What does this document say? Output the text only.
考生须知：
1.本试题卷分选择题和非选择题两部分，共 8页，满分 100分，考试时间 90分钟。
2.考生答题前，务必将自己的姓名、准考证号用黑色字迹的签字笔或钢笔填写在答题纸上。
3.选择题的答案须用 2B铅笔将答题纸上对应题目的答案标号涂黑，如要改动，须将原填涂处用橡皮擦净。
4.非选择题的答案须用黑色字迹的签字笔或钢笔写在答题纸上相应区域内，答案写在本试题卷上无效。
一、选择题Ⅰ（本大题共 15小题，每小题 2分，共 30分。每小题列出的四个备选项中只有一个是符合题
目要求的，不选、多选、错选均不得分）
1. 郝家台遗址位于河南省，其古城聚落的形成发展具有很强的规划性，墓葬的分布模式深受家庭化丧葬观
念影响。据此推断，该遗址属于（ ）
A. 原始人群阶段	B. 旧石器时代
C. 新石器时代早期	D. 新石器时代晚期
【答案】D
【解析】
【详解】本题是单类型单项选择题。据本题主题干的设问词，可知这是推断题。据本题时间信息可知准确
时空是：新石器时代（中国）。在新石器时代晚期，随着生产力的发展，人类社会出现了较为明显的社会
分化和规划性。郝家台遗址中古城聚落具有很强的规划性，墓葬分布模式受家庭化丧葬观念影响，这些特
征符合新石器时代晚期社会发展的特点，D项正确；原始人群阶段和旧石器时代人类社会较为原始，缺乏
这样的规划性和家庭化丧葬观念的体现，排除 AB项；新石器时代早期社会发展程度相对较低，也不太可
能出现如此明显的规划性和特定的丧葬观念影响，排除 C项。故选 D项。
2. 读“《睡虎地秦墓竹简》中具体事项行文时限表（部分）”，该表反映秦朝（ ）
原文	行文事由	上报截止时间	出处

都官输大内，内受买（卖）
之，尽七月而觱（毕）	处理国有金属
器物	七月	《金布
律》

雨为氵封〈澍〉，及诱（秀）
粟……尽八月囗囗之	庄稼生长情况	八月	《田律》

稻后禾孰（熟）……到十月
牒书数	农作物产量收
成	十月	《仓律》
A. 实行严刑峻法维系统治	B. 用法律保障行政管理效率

- - -

# What is being asked
Above are the records; retype every one exactly.

# Result of the exercise
What does this document say? Output the text only.
考生须知：
1.本试题卷分选择题和非选择题两部分，共 8页，满分 100分，考试时间 90分钟。
2.考生答题前，务必将自己的姓名、准考证号用黑色字迹的签字笔或钢笔填写在答题纸上。
3.选择题的答案须用 2B铅笔将答题纸上对应题目的答案标号涂黑，如要改动，须将原填涂处用橡皮擦净。
4.非选择题的答案须用黑色字迹的签字笔或钢笔写在答题纸上相应区域内，答案写在本试题卷上无效。
一、选择题Ⅰ（本大题共 15小题，每小题 2分，共 30分。每小题列出的四个备选项中只有一个是符合题
目要求的，不选、多选、错选均不得分）
1. 郝家台遗址位于河南省，其古城聚落的形成发展具有很强的规划性，墓葬的分布模式深受家庭化丧葬观
念影响。据此推断，该遗址属于（ ）
A. 原始人群阶段	B. 旧石器时代
C. 新石器时代早期	D. 新石器时代晚期
【答案】D
【解析】
【详解】本题是单类型单项选择题。据本题主题干的设问词，可知这是推断题。据本题时间信息可知准确
时空是：新石器时代（中国）。在新石器时代晚期，随着生产力的发展，人类社会出现了较为明显的社会
分化和规划性。郝家台遗址中古城聚落具有很强的规划性，墓葬分布模式受家庭化丧葬观念影响，这些特
征符合新石器时代晚期社会发展的特点，D项正确；原始人群阶段和旧石器时代人类社会较为原始，缺乏
这样的规划性和家庭化丧葬观念的体现，排除 AB项；新石器时代早期社会发展程度相对较低，也不太可
能出现如此明显的规划性和特定的丧葬观念影响，排除 C项。故选 D项。
2. 读“《睡虎地秦墓竹简》中具体事项行文时限表（部分）”，该表反映秦朝（ ）
原文	行文事由	上报截止时间	出处

都官输大内，内受买（卖）
之，尽七月而觱（毕）	处理国有金属
器物	七月	《金布
律》

雨为氵封〈澍〉，及诱（秀）
粟……尽八月囗囗之	庄稼生长情况	八月	《田律》

稻后禾孰（熟）……到十月
牒书数	农作物产量收
成	十月	《仓律》
A. 实行严刑峻法维系统治	B. 用法律保障行政管理效率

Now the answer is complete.